-- Start Document section --

8.28.2007

Who Packs Your Parachute?

I have enjoyed what I’ve read thus far of Scot McKnight’s book, but I cannot get one nagging thought out of my head: while our world continues to wage religious wars, why doesn’t knowing we all worship the same God - the God of Abraham, the God of Isaac, the God of Jacob – help us to simply ‘love God and others’? Jesus is all right for me, but He is definitely not okay for many others. If God is the foundation, the core from where all love begins, then I feel more comfortable focusing on God. And I know I am not supposed to always feel ‘comfortable’, and so therein lies my struggle.

Having gotten that off my chest, I want to share a version of an email that I feel encompasses an act of ‘loving God, loving others’ and helps remind me that all of our daily actions, conscious and unconscious, affect those around us.

“Plumb was a US Navy pilot in Vietnam when his plane was shot down and he ejected and parachuted into enemy hands. He was captured and spent 6 years in a communist Vietnam prison. He survived.”

“While in a restaurant one day, a man recognized him and approached him repeating his experience. Plumb said, “How in the world do you know that?””

“I packed your parachute!” the man responded.

“Plumb gasped in surprise and gratitude. The man pumped his hand and said, “I guess it worked!” “It sure did. If your chute hadn’t worked, I wouldn’t be here today,” Plumb replied.

“Plumb couldn’t sleep that night thinking about this man. He kept wondering what he looked like in Navy uniform. He wondered how many times he might have seen him and not even said, “Good morning” or anything because, you see, Plumb was a fighter pilot and the man was just a sailor.”

“Plumb thought of the many hours the sailor spent in the bowels of the ship at a long wooden table, carefully weaving the shrouds and folding the silks of each chute, holding in his hands the fate of someone he didn’t know.”

“Plumb asks his audience, “Who’s packing your parachute?” Everyone has someone who provides what they need to make it through the day. Sometimes, in the daily challenges that life gives us, we miss what is really important.”

“We may fail to say hello, please, or thank you, congratulate someone on something wonderful or just do something nice for someone for no reason. As you go through this week, the month, this year, recognize who packs your parachute.”

-- End Document section --
-- Start Given entries --

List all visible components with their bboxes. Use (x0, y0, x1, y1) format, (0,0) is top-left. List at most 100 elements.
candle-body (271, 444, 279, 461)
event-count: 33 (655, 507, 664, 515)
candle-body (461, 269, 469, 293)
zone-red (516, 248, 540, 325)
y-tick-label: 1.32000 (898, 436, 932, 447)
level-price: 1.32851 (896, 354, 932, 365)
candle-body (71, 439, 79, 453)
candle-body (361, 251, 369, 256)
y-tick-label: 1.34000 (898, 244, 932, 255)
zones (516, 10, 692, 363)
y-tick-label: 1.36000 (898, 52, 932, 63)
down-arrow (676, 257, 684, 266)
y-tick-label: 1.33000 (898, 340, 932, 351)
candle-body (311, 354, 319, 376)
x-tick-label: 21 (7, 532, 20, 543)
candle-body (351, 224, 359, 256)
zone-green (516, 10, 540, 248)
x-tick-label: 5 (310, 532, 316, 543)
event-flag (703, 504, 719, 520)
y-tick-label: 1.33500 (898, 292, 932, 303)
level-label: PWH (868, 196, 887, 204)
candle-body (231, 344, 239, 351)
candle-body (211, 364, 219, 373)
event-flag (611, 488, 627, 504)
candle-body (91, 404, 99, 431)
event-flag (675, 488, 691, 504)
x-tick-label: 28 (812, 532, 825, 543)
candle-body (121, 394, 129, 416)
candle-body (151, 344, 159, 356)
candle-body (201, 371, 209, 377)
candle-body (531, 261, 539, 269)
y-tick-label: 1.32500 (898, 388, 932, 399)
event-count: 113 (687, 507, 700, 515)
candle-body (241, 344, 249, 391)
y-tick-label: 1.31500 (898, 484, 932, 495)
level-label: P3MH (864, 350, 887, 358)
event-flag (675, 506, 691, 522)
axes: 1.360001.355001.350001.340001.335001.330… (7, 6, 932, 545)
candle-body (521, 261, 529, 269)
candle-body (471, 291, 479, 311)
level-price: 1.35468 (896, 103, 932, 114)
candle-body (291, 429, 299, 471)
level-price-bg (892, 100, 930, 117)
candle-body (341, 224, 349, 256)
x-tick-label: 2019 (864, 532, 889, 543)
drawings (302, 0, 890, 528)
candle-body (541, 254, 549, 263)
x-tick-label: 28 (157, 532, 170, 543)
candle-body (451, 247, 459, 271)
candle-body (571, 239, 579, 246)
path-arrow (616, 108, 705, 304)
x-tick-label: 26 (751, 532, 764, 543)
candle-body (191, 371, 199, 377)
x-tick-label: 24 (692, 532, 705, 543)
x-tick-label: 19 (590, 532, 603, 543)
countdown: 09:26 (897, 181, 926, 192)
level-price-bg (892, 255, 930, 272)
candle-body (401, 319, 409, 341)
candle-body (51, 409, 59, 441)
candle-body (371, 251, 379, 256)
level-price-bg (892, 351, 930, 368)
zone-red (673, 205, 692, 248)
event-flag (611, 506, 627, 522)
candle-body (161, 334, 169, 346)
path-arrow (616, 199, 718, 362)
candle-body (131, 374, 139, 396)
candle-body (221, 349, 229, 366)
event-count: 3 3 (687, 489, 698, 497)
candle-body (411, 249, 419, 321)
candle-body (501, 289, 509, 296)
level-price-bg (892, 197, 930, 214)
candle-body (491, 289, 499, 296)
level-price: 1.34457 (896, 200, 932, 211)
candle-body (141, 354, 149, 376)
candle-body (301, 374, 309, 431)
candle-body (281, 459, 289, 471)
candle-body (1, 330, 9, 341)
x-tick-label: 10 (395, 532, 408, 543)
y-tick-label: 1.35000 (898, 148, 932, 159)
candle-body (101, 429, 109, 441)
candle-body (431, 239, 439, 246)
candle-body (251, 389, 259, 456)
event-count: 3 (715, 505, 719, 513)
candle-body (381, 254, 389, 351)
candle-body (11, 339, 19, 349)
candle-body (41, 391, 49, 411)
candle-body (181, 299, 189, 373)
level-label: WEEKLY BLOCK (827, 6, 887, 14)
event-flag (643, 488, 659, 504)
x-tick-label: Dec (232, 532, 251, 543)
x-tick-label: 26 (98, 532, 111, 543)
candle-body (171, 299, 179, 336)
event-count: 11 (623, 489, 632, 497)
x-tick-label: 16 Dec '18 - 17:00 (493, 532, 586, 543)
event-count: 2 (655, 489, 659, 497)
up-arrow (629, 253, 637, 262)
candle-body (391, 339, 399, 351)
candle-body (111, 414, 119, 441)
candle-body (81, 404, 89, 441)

-- End Given entries --

Answer these questions about the parachute post.
(a) How many years did Plumb spend in a communist Vietnam prison?
(b) What did the man in the restaurant say he had done for Plumb?
(c) Where did the sailor weave the shrouds and fold the silks of each chute?
Rely only on the parachute post when answering, not on the listing.

- _Written solution_
(a) Six years.
(b) He packed Plumb's parachute.
(c) At a long wooden table in the bowels of the ship.